-- start of TASK INPUTS --
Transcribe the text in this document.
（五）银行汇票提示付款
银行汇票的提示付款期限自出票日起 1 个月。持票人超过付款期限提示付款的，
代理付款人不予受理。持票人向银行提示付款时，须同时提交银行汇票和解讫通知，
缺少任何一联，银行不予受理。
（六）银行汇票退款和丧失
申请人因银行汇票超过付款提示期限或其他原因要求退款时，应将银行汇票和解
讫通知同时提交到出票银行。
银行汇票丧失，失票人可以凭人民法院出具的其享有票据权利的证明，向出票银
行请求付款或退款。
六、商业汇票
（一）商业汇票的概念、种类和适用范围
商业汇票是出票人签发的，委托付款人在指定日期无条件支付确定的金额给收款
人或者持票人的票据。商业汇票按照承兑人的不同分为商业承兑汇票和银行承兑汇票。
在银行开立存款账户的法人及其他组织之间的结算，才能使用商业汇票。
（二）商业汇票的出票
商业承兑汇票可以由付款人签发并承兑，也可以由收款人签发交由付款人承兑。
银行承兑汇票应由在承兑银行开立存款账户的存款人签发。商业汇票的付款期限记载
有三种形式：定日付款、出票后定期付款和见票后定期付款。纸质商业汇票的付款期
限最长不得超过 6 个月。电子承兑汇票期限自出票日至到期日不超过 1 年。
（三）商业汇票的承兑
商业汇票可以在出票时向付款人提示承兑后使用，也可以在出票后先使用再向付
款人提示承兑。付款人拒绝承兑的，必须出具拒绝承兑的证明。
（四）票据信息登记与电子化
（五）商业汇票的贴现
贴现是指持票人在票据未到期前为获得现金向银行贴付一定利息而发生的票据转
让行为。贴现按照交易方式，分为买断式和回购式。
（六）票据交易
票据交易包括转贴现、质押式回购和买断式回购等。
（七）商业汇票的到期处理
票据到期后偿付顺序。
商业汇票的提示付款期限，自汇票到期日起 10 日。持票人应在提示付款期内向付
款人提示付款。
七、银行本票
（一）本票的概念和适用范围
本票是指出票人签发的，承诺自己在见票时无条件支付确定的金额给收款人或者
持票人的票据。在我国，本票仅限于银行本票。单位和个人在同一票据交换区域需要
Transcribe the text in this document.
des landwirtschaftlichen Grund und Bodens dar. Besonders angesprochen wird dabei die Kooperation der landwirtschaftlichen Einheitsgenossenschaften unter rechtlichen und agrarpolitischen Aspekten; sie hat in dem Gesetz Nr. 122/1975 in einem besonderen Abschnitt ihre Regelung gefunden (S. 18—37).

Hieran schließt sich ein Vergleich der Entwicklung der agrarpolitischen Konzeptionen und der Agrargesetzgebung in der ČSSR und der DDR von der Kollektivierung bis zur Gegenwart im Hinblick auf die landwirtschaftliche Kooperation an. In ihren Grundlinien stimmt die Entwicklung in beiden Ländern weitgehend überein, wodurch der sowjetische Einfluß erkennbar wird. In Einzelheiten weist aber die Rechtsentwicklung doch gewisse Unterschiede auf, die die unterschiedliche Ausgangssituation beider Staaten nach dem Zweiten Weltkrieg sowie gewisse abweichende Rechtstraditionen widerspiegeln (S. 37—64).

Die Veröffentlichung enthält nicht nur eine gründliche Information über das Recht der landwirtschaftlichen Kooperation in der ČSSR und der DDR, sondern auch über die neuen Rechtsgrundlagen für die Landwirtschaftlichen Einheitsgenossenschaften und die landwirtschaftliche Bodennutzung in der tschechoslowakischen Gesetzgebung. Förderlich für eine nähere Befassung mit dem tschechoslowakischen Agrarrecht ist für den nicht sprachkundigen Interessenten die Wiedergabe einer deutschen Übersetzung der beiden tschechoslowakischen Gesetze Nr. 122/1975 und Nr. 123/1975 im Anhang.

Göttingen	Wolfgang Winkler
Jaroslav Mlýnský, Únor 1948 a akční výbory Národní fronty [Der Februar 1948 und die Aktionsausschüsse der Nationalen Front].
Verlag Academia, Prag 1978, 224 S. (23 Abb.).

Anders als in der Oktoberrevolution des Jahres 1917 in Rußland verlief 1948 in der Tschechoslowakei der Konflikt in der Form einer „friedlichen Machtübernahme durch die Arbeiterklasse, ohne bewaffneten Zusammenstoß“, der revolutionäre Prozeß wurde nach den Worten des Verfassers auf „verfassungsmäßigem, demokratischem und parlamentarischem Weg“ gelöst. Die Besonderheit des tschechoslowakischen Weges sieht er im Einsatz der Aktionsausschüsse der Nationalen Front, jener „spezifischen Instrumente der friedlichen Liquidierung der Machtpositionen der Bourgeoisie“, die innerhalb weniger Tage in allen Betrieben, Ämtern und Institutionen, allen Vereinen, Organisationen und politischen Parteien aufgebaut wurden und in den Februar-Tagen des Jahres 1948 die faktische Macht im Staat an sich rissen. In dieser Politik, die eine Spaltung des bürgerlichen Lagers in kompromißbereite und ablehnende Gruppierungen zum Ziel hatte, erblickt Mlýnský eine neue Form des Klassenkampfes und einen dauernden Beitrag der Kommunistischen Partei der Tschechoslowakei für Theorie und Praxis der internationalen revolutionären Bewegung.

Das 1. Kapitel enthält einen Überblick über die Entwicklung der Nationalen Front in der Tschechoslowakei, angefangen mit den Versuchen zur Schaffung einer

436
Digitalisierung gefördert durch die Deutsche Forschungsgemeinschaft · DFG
-- end of TASK INPUTS --
Using the data above, repeat every line exactly.

## FINISHED ANSWER
Transcribe the text in this document.
（五）银行汇票提示付款
银行汇票的提示付款期限自出票日起 1 个月。持票人超过付款期限提示付款的，
代理付款人不予受理。持票人向银行提示付款时，须同时提交银行汇票和解讫通知，
缺少任何一联，银行不予受理。
（六）银行汇票退款和丧失
申请人因银行汇票超过付款提示期限或其他原因要求退款时，应将银行汇票和解
讫通知同时提交到出票银行。
银行汇票丧失，失票人可以凭人民法院出具的其享有票据权利的证明，向出票银
行请求付款或退款。
六、商业汇票
（一）商业汇票的概念、种类和适用范围
商业汇票是出票人签发的，委托付款人在指定日期无条件支付确定的金额给收款
人或者持票人的票据。商业汇票按照承兑人的不同分为商业承兑汇票和银行承兑汇票。
在银行开立存款账户的法人及其他组织之间的结算，才能使用商业汇票。
（二）商业汇票的出票
商业承兑汇票可以由付款人签发并承兑，也可以由收款人签发交由付款人承兑。
银行承兑汇票应由在承兑银行开立存款账户的存款人签发。商业汇票的付款期限记载
有三种形式：定日付款、出票后定期付款和见票后定期付款。纸质商业汇票的付款期
限最长不得超过 6 个月。电子承兑汇票期限自出票日至到期日不超过 1 年。
（三）商业汇票的承兑
商业汇票可以在出票时向付款人提示承兑后使用，也可以在出票后先使用再向付
款人提示承兑。付款人拒绝承兑的，必须出具拒绝承兑的证明。
（四）票据信息登记与电子化
（五）商业汇票的贴现
贴现是指持票人在票据未到期前为获得现金向银行贴付一定利息而发生的票据转
让行为。贴现按照交易方式，分为买断式和回购式。
（六）票据交易
票据交易包括转贴现、质押式回购和买断式回购等。
（七）商业汇票的到期处理
票据到期后偿付顺序。
商业汇票的提示付款期限，自汇票到期日起 10 日。持票人应在提示付款期内向付
款人提示付款。
七、银行本票
（一）本票的概念和适用范围
本票是指出票人签发的，承诺自己在见票时无条件支付确定的金额给收款人或者
持票人的票据。在我国，本票仅限于银行本票。单位和个人在同一票据交换区域需要
Transcribe the text in this document.
des landwirtschaftlichen Grund und Bodens dar. Besonders angesprochen wird dabei die Kooperation der landwirtschaftlichen Einheitsgenossenschaften unter rechtlichen und agrarpolitischen Aspekten; sie hat in dem Gesetz Nr. 122/1975 in einem besonderen Abschnitt ihre Regelung gefunden (S. 18—37).

Hieran schließt sich ein Vergleich der Entwicklung der agrarpolitischen Konzeptionen und der Agrargesetzgebung in der ČSSR und der DDR von der Kollektivierung bis zur Gegenwart im Hinblick auf die landwirtschaftliche Kooperation an. In ihren Grundlinien stimmt die Entwicklung in beiden Ländern weitgehend überein, wodurch der sowjetische Einfluß erkennbar wird. In Einzelheiten weist aber die Rechtsentwicklung doch gewisse Unterschiede auf, die die unterschiedliche Ausgangssituation beider Staaten nach dem Zweiten Weltkrieg sowie gewisse abweichende Rechtstraditionen widerspiegeln (S. 37—64).

Die Veröffentlichung enthält nicht nur eine gründliche Information über das Recht der landwirtschaftlichen Kooperation in der ČSSR und der DDR, sondern auch über die neuen Rechtsgrundlagen für die Landwirtschaftlichen Einheitsgenossenschaften und die landwirtschaftliche Bodennutzung in der tschechoslowakischen Gesetzgebung. Förderlich für eine nähere Befassung mit dem tschechoslowakischen Agrarrecht ist für den nicht sprachkundigen Interessenten die Wiedergabe einer deutschen Übersetzung der beiden tschechoslowakischen Gesetze Nr. 122/1975 und Nr. 123/1975 im Anhang.

Göttingen	Wolfgang Winkler
Jaroslav Mlýnský, Únor 1948 a akční výbory Národní fronty [Der Februar 1948 und die Aktionsausschüsse der Nationalen Front].
Verlag Academia, Prag 1978, 224 S. (23 Abb.).

Anders als in der Oktoberrevolution des Jahres 1917 in Rußland verlief 1948 in der Tschechoslowakei der Konflikt in der Form einer „friedlichen Machtübernahme durch die Arbeiterklasse, ohne bewaffneten Zusammenstoß“, der revolutionäre Prozeß wurde nach den Worten des Verfassers auf „verfassungsmäßigem, demokratischem und parlamentarischem Weg“ gelöst. Die Besonderheit des tschechoslowakischen Weges sieht er im Einsatz der Aktionsausschüsse der Nationalen Front, jener „spezifischen Instrumente der friedlichen Liquidierung der Machtpositionen der Bourgeoisie“, die innerhalb weniger Tage in allen Betrieben, Ämtern und Institutionen, allen Vereinen, Organisationen und politischen Parteien aufgebaut wurden und in den Februar-Tagen des Jahres 1948 die faktische Macht im Staat an sich rissen. In dieser Politik, die eine Spaltung des bürgerlichen Lagers in kompromißbereite und ablehnende Gruppierungen zum Ziel hatte, erblickt Mlýnský eine neue Form des Klassenkampfes und einen dauernden Beitrag der Kommunistischen Partei der Tschechoslowakei für Theorie und Praxis der internationalen revolutionären Bewegung.

Das 1. Kapitel enthält einen Überblick über die Entwicklung der Nationalen Front in der Tschechoslowakei, angefangen mit den Versuchen zur Schaffung einer

436
Digitalisierung gefördert durch die Deutsche Forschungsgemeinschaft · DFG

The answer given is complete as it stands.